------ RECORDS FOR THE EXERCISE

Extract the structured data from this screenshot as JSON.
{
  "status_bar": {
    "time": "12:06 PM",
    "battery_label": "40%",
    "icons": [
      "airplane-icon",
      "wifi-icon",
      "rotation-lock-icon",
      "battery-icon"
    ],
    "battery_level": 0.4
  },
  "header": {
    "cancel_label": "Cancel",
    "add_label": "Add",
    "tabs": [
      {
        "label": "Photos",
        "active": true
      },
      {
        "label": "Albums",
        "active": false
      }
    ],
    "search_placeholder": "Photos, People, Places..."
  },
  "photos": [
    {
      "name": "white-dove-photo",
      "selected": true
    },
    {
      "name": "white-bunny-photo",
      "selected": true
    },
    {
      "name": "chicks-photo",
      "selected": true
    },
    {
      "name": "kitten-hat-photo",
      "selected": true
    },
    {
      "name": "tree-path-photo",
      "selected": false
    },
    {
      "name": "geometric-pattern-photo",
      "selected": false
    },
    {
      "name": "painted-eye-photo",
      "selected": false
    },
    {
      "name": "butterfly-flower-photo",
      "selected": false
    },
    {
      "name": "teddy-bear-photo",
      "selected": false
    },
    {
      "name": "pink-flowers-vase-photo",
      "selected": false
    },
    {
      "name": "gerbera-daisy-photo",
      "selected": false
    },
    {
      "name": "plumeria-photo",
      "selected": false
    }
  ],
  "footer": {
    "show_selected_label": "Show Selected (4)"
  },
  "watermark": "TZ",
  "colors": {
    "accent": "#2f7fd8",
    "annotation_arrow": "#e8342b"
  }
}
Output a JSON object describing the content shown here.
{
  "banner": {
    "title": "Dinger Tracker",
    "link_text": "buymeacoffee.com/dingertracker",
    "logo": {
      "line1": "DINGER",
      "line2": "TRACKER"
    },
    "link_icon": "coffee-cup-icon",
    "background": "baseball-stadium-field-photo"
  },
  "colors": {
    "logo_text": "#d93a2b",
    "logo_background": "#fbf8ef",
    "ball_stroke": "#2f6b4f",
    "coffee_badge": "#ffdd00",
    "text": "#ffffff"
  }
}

------------

REQUIRED TASK —
Lines from the one containing "Output a JSON" through the final line are to be given again verbatim, with nothing before or after.

REPLY —
Output a JSON object describing the content shown here.
{
  "banner": {
    "title": "Dinger Tracker",
    "link_text": "buymeacoffee.com/dingertracker",
    "logo": {
      "line1": "DINGER",
      "line2": "TRACKER"
    },
    "link_icon": "coffee-cup-icon",
    "background": "baseball-stadium-field-photo"
  },
  "colors": {
    "logo_text": "#d93a2b",
    "logo_background": "#fbf8ef",
    "ball_stroke": "#2f6b4f",
    "coffee_badge": "#ffdd00",
    "text": "#ffffff"
  }
}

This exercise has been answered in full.